**** ENTRIES SUPPLIED
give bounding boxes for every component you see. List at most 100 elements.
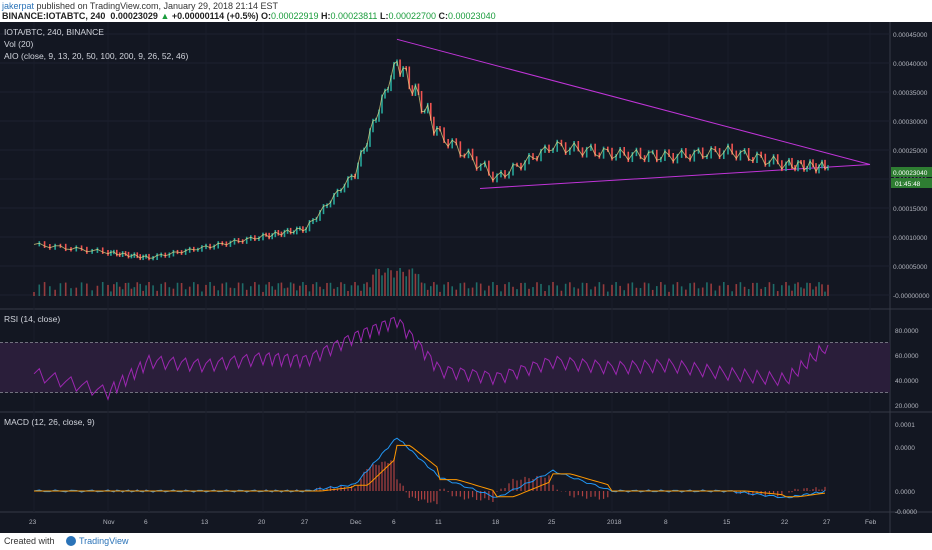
open-value: 0.00022919 [270, 11, 319, 21]
price-series [33, 59, 829, 296]
volume-bar [809, 283, 811, 296]
volume-bar [788, 285, 790, 296]
rsi-band [0, 342, 890, 393]
volume-bar [75, 287, 78, 296]
price-change: +0.00000114 (+0.5%) [171, 11, 259, 21]
publish-line: jakerpat published on TradingView.com, J… [2, 1, 278, 11]
rsi-tick-label: 20.0000 [895, 403, 919, 410]
volume-bar [536, 282, 538, 296]
volume-bar [451, 286, 454, 296]
volume-bar [262, 291, 264, 296]
volume-bar [121, 289, 124, 296]
volume-bar [80, 282, 83, 296]
volume-bar [225, 282, 228, 296]
volume-bar [433, 282, 435, 296]
volume-bar [363, 283, 365, 296]
volume-bar [812, 289, 814, 296]
volume-bar [447, 282, 449, 296]
trendlines [396, 38, 871, 189]
volume-bar [265, 284, 267, 296]
volume-bar [271, 286, 274, 296]
volume-bar [800, 287, 802, 296]
grid [0, 22, 932, 533]
volume-bar [43, 282, 46, 296]
volume-bar [760, 288, 762, 296]
volume-bar [701, 287, 704, 296]
volume-bar [333, 288, 335, 296]
tradingview-link[interactable]: TradingView [79, 536, 129, 546]
volume-bar [152, 285, 154, 296]
volume-bar [115, 282, 118, 296]
volume-bar [305, 284, 307, 296]
volume-bar [722, 282, 725, 296]
volume-bar [756, 282, 758, 296]
volume-bar [408, 269, 411, 296]
volume-bar [369, 287, 371, 296]
volume-bar [172, 288, 175, 296]
volume-bar [556, 285, 559, 296]
volume-bar [803, 288, 805, 296]
volume-bar [635, 287, 638, 296]
volume-bar [308, 291, 311, 296]
volume-bar [647, 283, 650, 296]
volume-bar [343, 283, 346, 296]
volume-bar [160, 283, 163, 296]
volume-bar [747, 289, 750, 296]
volume-bar [130, 288, 133, 296]
price-tag-bg [891, 167, 932, 177]
volume-bar [233, 288, 236, 296]
volume-bar [329, 282, 332, 296]
volume-bar [118, 286, 121, 296]
volume-bar [794, 283, 796, 296]
volume-bar [611, 284, 613, 296]
rsi-tick-label: 80.0000 [895, 328, 919, 335]
volume-bar [581, 282, 584, 296]
signal-line [34, 444, 826, 498]
volume-bar [127, 282, 130, 296]
volume-bar [672, 284, 675, 296]
volume-bar [436, 284, 438, 296]
volume-bar [145, 285, 147, 296]
volume-bar [217, 290, 220, 296]
volume-bar [258, 284, 260, 296]
volume-bar [764, 287, 767, 296]
macd-pane [33, 437, 826, 505]
volume-bar [357, 285, 359, 296]
volume-bar [322, 289, 325, 296]
time-tick-label: 2018 [607, 519, 622, 526]
volume-bar [590, 289, 592, 296]
volume-bar [488, 285, 490, 296]
volume-bar [423, 283, 426, 296]
volume-bar [639, 288, 642, 296]
volume-bar [821, 284, 823, 296]
volume-bar [354, 282, 356, 296]
volume-bar [209, 282, 211, 296]
volume-bar [201, 291, 203, 296]
volume-bar [577, 288, 580, 296]
volume-bar [113, 284, 115, 296]
volume-bar [660, 282, 662, 296]
volume-bar [142, 290, 144, 296]
volume-bar [184, 289, 187, 296]
volume-bar [508, 282, 510, 296]
volume-bar [504, 284, 506, 296]
volume-bar [443, 284, 445, 296]
axes: 0.00045000 0.00040000 0.00035000 0.00030000… [29, 32, 932, 526]
volume-bar [564, 283, 567, 296]
time-tick-label: 23 [29, 519, 37, 526]
volume-bar [254, 282, 256, 296]
price-tick-label: 0.00025000 [893, 148, 928, 155]
volume-bar [520, 282, 522, 296]
lower-trendline [479, 164, 871, 189]
volume-bar [743, 286, 746, 296]
volume-bar [631, 282, 634, 296]
volume-bar [598, 282, 601, 296]
volume-bar [718, 285, 721, 296]
volume-bar [390, 270, 392, 296]
author-link[interactable]: jakerpat [2, 1, 35, 11]
volume-bar [532, 287, 534, 296]
volume-bar [347, 290, 349, 296]
chart-canvas[interactable]: 0.00045000 0.00040000 0.00035000 0.00030000… [0, 22, 932, 533]
volume-bar [752, 282, 754, 296]
volume-bar [768, 282, 771, 296]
********
WHAT THE EXERCISE ASKS | Copy every line of the data above word for word, omitting the picture.

EXPECTED OUTPUT |
give bounding boxes for every component you see. List at most 100 elements.
open-value: 0.00022919 [270, 11, 319, 21]
price-series [33, 59, 829, 296]
volume-bar [809, 283, 811, 296]
volume-bar [788, 285, 790, 296]
rsi-band [0, 342, 890, 393]
volume-bar [75, 287, 78, 296]
price-change: +0.00000114 (+0.5%) [171, 11, 259, 21]
publish-line: jakerpat published on TradingView.com, J… [2, 1, 278, 11]
rsi-tick-label: 20.0000 [895, 403, 919, 410]
volume-bar [536, 282, 538, 296]
volume-bar [451, 286, 454, 296]
volume-bar [262, 291, 264, 296]
volume-bar [121, 289, 124, 296]
volume-bar [80, 282, 83, 296]
volume-bar [225, 282, 228, 296]
volume-bar [433, 282, 435, 296]
volume-bar [363, 283, 365, 296]
volume-bar [812, 289, 814, 296]
volume-bar [447, 282, 449, 296]
trendlines [396, 38, 871, 189]
volume-bar [265, 284, 267, 296]
volume-bar [271, 286, 274, 296]
volume-bar [800, 287, 802, 296]
grid [0, 22, 932, 533]
volume-bar [43, 282, 46, 296]
volume-bar [760, 288, 762, 296]
volume-bar [701, 287, 704, 296]
volume-bar [333, 288, 335, 296]
tradingview-link[interactable]: TradingView [79, 536, 129, 546]
volume-bar [152, 285, 154, 296]
volume-bar [115, 282, 118, 296]
volume-bar [305, 284, 307, 296]
volume-bar [722, 282, 725, 296]
volume-bar [756, 282, 758, 296]
volume-bar [408, 269, 411, 296]
volume-bar [369, 287, 371, 296]
volume-bar [172, 288, 175, 296]
volume-bar [556, 285, 559, 296]
volume-bar [803, 288, 805, 296]
volume-bar [635, 287, 638, 296]
volume-bar [308, 291, 311, 296]
volume-bar [647, 283, 650, 296]
volume-bar [343, 283, 346, 296]
volume-bar [160, 283, 163, 296]
volume-bar [747, 289, 750, 296]
volume-bar [130, 288, 133, 296]
price-tag-bg [891, 167, 932, 177]
volume-bar [233, 288, 236, 296]
volume-bar [329, 282, 332, 296]
volume-bar [118, 286, 121, 296]
volume-bar [794, 283, 796, 296]
volume-bar [611, 284, 613, 296]
rsi-tick-label: 80.0000 [895, 328, 919, 335]
volume-bar [581, 282, 584, 296]
signal-line [34, 444, 826, 498]
volume-bar [127, 282, 130, 296]
volume-bar [672, 284, 675, 296]
volume-bar [436, 284, 438, 296]
volume-bar [145, 285, 147, 296]
volume-bar [217, 290, 220, 296]
volume-bar [258, 284, 260, 296]
volume-bar [764, 287, 767, 296]
macd-pane [33, 437, 826, 505]
volume-bar [357, 285, 359, 296]
volume-bar [322, 289, 325, 296]
time-tick-label: 2018 [607, 519, 622, 526]
volume-bar [590, 289, 592, 296]
volume-bar [488, 285, 490, 296]
volume-bar [423, 283, 426, 296]
volume-bar [639, 288, 642, 296]
volume-bar [821, 284, 823, 296]
volume-bar [354, 282, 356, 296]
volume-bar [209, 282, 211, 296]
volume-bar [201, 291, 203, 296]
volume-bar [577, 288, 580, 296]
volume-bar [113, 284, 115, 296]
volume-bar [660, 282, 662, 296]
volume-bar [142, 290, 144, 296]
volume-bar [184, 289, 187, 296]
volume-bar [508, 282, 510, 296]
volume-bar [504, 284, 506, 296]
volume-bar [443, 284, 445, 296]
axes: 0.00045000 0.00040000 0.00035000 0.00030000… [29, 32, 932, 526]
volume-bar [564, 283, 567, 296]
time-tick-label: 23 [29, 519, 37, 526]
volume-bar [254, 282, 256, 296]
price-tick-label: 0.00025000 [893, 148, 928, 155]
volume-bar [520, 282, 522, 296]
lower-trendline [479, 164, 871, 189]
volume-bar [743, 286, 746, 296]
volume-bar [631, 282, 634, 296]
volume-bar [598, 282, 601, 296]
volume-bar [718, 285, 721, 296]
volume-bar [390, 270, 392, 296]
author-link[interactable]: jakerpat [2, 1, 35, 11]
volume-bar [532, 287, 534, 296]
volume-bar [347, 290, 349, 296]
chart-canvas[interactable]: 0.00045000 0.00040000 0.00035000 0.00030000… [0, 22, 932, 533]
volume-bar [752, 282, 754, 296]
volume-bar [768, 282, 771, 296]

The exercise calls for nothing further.